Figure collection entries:
____________________

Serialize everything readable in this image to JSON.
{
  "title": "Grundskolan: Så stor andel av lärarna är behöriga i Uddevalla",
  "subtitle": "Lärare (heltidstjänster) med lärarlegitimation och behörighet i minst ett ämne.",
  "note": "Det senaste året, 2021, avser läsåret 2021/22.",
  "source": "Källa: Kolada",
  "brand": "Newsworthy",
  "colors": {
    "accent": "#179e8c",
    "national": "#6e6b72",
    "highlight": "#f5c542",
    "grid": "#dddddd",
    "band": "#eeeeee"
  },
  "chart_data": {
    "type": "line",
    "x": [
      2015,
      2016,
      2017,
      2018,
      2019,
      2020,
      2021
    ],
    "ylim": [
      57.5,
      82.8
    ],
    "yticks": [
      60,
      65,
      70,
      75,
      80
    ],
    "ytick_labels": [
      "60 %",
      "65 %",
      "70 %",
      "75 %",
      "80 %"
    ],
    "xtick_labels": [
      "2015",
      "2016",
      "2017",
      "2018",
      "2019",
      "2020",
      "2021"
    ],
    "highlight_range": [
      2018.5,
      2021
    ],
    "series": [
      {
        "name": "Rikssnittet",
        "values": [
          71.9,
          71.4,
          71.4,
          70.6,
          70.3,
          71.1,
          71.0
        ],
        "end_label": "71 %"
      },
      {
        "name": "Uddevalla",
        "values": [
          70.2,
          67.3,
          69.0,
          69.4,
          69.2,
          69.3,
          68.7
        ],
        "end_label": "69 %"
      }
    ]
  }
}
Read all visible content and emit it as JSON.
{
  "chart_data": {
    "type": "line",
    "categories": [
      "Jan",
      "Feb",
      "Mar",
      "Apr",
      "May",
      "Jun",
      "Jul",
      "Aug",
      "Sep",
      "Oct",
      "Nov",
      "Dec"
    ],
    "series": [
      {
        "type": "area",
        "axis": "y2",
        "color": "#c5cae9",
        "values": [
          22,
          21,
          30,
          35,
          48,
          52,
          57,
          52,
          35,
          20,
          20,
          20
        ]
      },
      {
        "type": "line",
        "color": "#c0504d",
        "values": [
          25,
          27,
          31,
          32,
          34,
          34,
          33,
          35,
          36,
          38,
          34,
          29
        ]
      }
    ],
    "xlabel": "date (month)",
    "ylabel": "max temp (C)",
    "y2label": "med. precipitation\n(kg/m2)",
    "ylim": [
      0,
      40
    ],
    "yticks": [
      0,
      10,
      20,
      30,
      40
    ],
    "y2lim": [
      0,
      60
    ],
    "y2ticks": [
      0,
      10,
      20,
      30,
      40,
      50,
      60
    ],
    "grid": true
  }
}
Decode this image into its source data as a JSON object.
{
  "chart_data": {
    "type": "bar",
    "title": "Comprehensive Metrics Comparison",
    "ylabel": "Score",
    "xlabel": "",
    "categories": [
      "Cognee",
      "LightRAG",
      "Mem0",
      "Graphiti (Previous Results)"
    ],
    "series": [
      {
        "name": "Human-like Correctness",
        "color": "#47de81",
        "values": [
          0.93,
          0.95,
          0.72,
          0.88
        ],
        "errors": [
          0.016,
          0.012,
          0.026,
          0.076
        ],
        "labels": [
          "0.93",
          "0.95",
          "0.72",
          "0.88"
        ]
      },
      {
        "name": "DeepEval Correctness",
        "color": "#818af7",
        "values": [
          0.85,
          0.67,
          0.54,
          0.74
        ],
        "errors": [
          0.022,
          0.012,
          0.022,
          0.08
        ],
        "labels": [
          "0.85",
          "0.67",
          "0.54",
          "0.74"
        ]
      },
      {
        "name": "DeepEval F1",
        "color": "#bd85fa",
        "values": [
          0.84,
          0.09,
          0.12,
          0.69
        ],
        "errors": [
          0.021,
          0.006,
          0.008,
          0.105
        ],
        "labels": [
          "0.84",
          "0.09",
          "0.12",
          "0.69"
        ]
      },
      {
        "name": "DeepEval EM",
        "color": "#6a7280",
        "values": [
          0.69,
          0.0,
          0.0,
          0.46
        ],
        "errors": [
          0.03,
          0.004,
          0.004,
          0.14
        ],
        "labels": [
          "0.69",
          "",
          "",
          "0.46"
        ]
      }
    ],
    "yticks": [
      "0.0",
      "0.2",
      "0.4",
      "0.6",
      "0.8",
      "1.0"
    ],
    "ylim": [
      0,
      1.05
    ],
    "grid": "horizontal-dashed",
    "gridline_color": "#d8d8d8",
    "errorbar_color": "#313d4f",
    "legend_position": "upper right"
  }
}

____________________

(EXERCISE OBJECTIVE):
Read through the entries and copy each line in which "this" appears.

(EXPECTED ANSWER):
Serialize everything readable in this image to JSON.
Decode this image into its source data as a JSON object.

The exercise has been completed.